TASK: State how many lines hold the word "JSON", with no other words.

· · · · · · ·

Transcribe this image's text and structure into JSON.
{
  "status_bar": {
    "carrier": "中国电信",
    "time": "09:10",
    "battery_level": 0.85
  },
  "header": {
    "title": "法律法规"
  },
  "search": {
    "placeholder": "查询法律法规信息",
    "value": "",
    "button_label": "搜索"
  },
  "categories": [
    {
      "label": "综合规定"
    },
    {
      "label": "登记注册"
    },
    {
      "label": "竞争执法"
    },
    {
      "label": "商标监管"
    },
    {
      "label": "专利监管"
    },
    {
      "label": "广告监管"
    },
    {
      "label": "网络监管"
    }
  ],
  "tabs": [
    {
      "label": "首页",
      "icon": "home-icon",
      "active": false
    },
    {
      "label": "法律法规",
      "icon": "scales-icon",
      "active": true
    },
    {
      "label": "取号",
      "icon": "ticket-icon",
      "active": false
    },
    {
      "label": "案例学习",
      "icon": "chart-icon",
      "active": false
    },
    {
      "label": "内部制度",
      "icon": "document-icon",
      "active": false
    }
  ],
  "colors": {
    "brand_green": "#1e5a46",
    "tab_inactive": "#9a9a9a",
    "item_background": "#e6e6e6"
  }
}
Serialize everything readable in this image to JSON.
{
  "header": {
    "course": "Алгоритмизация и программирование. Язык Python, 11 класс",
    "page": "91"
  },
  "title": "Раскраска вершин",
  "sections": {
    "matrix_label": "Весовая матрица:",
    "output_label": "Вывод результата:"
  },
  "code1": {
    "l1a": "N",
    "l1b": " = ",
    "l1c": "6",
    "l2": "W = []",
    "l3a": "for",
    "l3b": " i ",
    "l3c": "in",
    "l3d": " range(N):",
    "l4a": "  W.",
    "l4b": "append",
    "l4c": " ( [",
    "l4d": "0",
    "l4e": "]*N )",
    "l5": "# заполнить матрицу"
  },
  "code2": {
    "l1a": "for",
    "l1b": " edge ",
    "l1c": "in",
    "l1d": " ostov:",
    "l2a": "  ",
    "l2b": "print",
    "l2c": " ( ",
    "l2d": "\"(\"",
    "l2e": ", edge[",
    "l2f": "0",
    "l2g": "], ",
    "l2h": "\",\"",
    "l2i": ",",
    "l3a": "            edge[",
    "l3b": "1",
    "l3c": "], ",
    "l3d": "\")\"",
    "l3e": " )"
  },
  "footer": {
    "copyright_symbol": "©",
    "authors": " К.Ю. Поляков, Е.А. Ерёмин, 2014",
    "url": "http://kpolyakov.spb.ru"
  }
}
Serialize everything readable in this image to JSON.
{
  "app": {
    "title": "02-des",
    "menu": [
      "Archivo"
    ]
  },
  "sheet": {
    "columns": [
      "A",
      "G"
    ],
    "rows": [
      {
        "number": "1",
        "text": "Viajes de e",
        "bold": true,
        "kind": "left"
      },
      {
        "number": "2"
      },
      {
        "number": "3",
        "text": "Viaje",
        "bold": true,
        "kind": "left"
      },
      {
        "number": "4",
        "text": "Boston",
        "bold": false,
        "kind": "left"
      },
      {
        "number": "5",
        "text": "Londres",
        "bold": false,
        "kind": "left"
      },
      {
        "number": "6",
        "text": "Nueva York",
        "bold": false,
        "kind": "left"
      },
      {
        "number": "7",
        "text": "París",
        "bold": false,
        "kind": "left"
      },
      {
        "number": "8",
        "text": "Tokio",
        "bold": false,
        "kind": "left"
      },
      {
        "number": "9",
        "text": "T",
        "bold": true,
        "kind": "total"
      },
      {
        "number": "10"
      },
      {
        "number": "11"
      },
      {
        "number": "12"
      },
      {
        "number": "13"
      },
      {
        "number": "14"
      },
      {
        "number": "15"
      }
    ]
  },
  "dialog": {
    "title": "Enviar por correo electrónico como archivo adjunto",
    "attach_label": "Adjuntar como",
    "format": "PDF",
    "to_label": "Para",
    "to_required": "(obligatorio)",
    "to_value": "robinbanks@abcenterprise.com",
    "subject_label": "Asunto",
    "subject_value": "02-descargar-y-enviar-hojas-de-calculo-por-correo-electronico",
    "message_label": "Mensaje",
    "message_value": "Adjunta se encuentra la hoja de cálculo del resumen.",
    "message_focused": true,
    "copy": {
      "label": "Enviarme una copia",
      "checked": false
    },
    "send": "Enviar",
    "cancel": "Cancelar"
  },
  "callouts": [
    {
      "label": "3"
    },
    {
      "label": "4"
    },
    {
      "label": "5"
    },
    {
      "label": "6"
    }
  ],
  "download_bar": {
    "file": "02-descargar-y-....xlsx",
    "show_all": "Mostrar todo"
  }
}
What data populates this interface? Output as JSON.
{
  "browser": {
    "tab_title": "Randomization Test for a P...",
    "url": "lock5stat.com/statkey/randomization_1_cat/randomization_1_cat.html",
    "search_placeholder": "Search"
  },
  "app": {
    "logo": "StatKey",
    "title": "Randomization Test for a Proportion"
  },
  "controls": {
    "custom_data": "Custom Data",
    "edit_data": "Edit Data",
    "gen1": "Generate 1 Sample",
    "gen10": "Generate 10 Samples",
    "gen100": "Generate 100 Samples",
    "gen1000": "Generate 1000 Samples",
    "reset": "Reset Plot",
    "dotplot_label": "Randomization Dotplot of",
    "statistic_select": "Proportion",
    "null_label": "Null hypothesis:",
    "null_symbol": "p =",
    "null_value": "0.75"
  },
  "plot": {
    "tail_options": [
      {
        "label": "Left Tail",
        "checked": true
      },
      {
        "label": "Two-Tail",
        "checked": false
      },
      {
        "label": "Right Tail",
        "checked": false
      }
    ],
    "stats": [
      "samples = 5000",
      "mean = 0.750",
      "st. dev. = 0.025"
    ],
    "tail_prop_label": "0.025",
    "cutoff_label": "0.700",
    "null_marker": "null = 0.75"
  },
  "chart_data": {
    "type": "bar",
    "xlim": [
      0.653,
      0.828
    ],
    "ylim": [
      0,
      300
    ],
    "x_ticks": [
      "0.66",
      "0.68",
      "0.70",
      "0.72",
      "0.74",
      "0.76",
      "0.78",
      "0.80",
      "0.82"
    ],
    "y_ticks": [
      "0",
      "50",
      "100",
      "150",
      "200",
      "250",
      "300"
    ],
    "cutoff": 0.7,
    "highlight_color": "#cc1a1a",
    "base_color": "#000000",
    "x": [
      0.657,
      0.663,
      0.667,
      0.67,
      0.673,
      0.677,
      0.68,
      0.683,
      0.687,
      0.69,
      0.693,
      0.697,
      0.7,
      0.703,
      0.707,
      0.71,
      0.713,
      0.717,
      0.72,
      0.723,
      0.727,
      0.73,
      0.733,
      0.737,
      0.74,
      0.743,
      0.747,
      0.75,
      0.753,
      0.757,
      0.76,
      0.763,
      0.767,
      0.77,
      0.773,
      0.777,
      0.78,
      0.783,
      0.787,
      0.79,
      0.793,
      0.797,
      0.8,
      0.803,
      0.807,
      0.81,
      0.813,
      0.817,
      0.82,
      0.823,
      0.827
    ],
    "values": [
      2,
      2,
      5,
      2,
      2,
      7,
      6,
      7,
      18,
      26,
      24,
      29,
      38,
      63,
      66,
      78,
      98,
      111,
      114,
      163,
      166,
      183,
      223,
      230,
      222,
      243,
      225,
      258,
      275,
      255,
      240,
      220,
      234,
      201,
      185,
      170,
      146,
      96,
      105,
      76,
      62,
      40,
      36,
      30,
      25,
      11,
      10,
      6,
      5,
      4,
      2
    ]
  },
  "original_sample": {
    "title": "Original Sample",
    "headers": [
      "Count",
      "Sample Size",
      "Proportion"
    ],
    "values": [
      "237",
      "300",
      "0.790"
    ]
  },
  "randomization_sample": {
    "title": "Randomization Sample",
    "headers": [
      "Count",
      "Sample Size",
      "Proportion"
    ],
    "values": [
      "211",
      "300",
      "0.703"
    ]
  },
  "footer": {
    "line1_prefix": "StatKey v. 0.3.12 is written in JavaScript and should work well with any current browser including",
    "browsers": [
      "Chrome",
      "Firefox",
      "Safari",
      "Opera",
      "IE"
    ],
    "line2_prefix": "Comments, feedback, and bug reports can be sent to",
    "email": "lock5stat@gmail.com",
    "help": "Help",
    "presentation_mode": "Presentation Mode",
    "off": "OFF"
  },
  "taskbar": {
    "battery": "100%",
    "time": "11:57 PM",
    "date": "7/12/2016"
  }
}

· · · · · · ·

IN RESPONSE: 4